DATA FOR THE TASK =
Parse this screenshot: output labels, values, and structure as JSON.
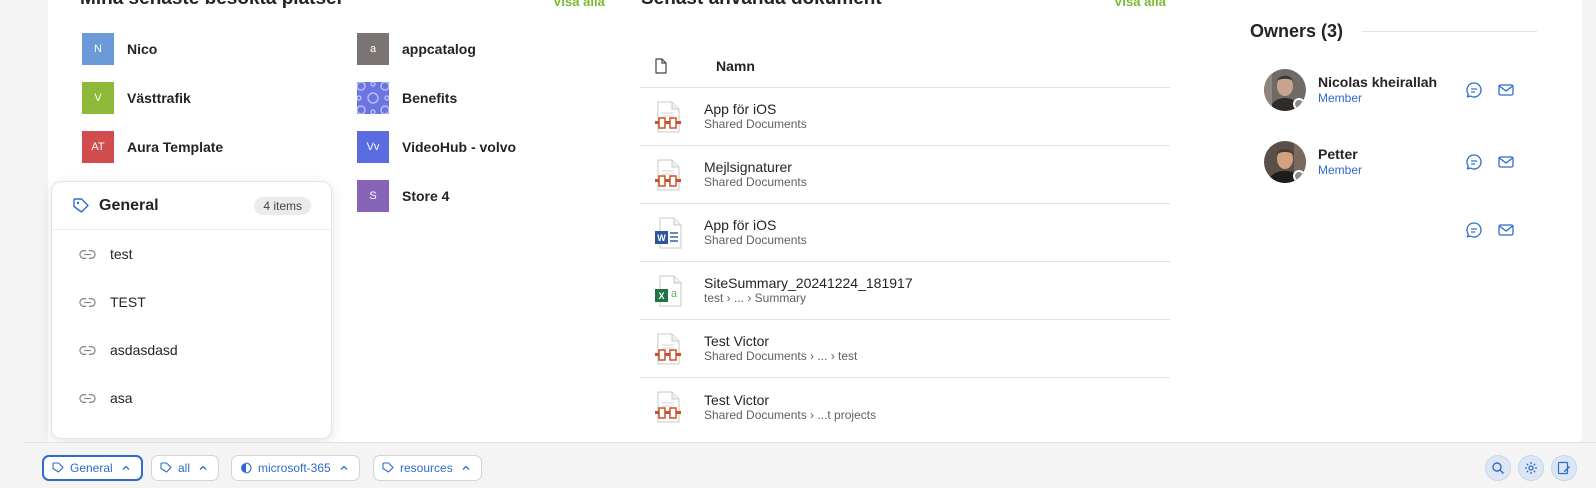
{
  "sites": {
    "title": "Mina senaste besökta platser",
    "see_all": "Visa alla",
    "items": [
      {
        "initials": "N",
        "name": "Nico",
        "color": "#6b9ad8"
      },
      {
        "initials": "V",
        "name": "Västtrafik",
        "color": "#8db83a"
      },
      {
        "initials": "AT",
        "name": "Aura Template",
        "color": "#d14c4c"
      },
      {
        "initials": "a",
        "name": "appcatalog",
        "color": "#7a7574"
      },
      {
        "initials": "",
        "name": "Benefits",
        "color": "#6c74e0"
      },
      {
        "initials": "Vv",
        "name": "VideoHub - volvo",
        "color": "#5b6be0"
      },
      {
        "initials": "S",
        "name": "Store 4",
        "color": "#8764b8"
      }
    ]
  },
  "documents": {
    "title": "Senast använda dokument",
    "see_all": "Visa alla",
    "column_name": "Namn",
    "rows": [
      {
        "title": "App för iOS",
        "path": "Shared Documents",
        "icon": "generic-file-icon"
      },
      {
        "title": "Mejlsignaturer",
        "path": "Shared Documents",
        "icon": "generic-file-icon"
      },
      {
        "title": "App för iOS",
        "path": "Shared Documents",
        "icon": "word-file-icon"
      },
      {
        "title": "SiteSummary_20241224_181917",
        "path": "test › ... › Summary",
        "icon": "excel-file-icon"
      },
      {
        "title": "Test Victor",
        "path": "Shared Documents › ... › test",
        "icon": "generic-file-icon"
      },
      {
        "title": "Test Victor",
        "path": "Shared Documents › ...t projects",
        "icon": "generic-file-icon"
      }
    ]
  },
  "owners": {
    "title": "Owners (3)",
    "items": [
      {
        "name": "Nicolas kheirallah",
        "role": "Member"
      },
      {
        "name": "Petter",
        "role": "Member"
      },
      {
        "name": "",
        "role": ""
      }
    ]
  },
  "popup": {
    "title": "General",
    "count": "4 items",
    "items": [
      "test",
      "TEST",
      "asdasdasd",
      "asa"
    ]
  },
  "bottombar": {
    "chips": [
      "General",
      "all",
      "microsoft-365",
      "resources"
    ],
    "active_chip": "General",
    "tools": [
      "search-icon",
      "gear-icon",
      "edit-icon"
    ]
  },
  "colors": {
    "accent": "#2f6bcb",
    "see_all": "#7cb82f"
  }
}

GIVEN REQUEST = Leave the pictures out, and transcribe each of the records exactly.

TASK OUTPUT =
Parse this screenshot: output labels, values, and structure as JSON.
{
  "sites": {
    "title": "Mina senaste besökta platser",
    "see_all": "Visa alla",
    "items": [
      {
        "initials": "N",
        "name": "Nico",
        "color": "#6b9ad8"
      },
      {
        "initials": "V",
        "name": "Västtrafik",
        "color": "#8db83a"
      },
      {
        "initials": "AT",
        "name": "Aura Template",
        "color": "#d14c4c"
      },
      {
        "initials": "a",
        "name": "appcatalog",
        "color": "#7a7574"
      },
      {
        "initials": "",
        "name": "Benefits",
        "color": "#6c74e0"
      },
      {
        "initials": "Vv",
        "name": "VideoHub - volvo",
        "color": "#5b6be0"
      },
      {
        "initials": "S",
        "name": "Store 4",
        "color": "#8764b8"
      }
    ]
  },
  "documents": {
    "title": "Senast använda dokument",
    "see_all": "Visa alla",
    "column_name": "Namn",
    "rows": [
      {
        "title": "App för iOS",
        "path": "Shared Documents",
        "icon": "generic-file-icon"
      },
      {
        "title": "Mejlsignaturer",
        "path": "Shared Documents",
        "icon": "generic-file-icon"
      },
      {
        "title": "App för iOS",
        "path": "Shared Documents",
        "icon": "word-file-icon"
      },
      {
        "title": "SiteSummary_20241224_181917",
        "path": "test › ... › Summary",
        "icon": "excel-file-icon"
      },
      {
        "title": "Test Victor",
        "path": "Shared Documents › ... › test",
        "icon": "generic-file-icon"
      },
      {
        "title": "Test Victor",
        "path": "Shared Documents › ...t projects",
        "icon": "generic-file-icon"
      }
    ]
  },
  "owners": {
    "title": "Owners (3)",
    "items": [
      {
        "name": "Nicolas kheirallah",
        "role": "Member"
      },
      {
        "name": "Petter",
        "role": "Member"
      },
      {
        "name": "",
        "role": ""
      }
    ]
  },
  "popup": {
    "title": "General",
    "count": "4 items",
    "items": [
      "test",
      "TEST",
      "asdasdasd",
      "asa"
    ]
  },
  "bottombar": {
    "chips": [
      "General",
      "all",
      "microsoft-365",
      "resources"
    ],
    "active_chip": "General",
    "tools": [
      "search-icon",
      "gear-icon",
      "edit-icon"
    ]
  },
  "colors": {
    "accent": "#2f6bcb",
    "see_all": "#7cb82f"
  }
}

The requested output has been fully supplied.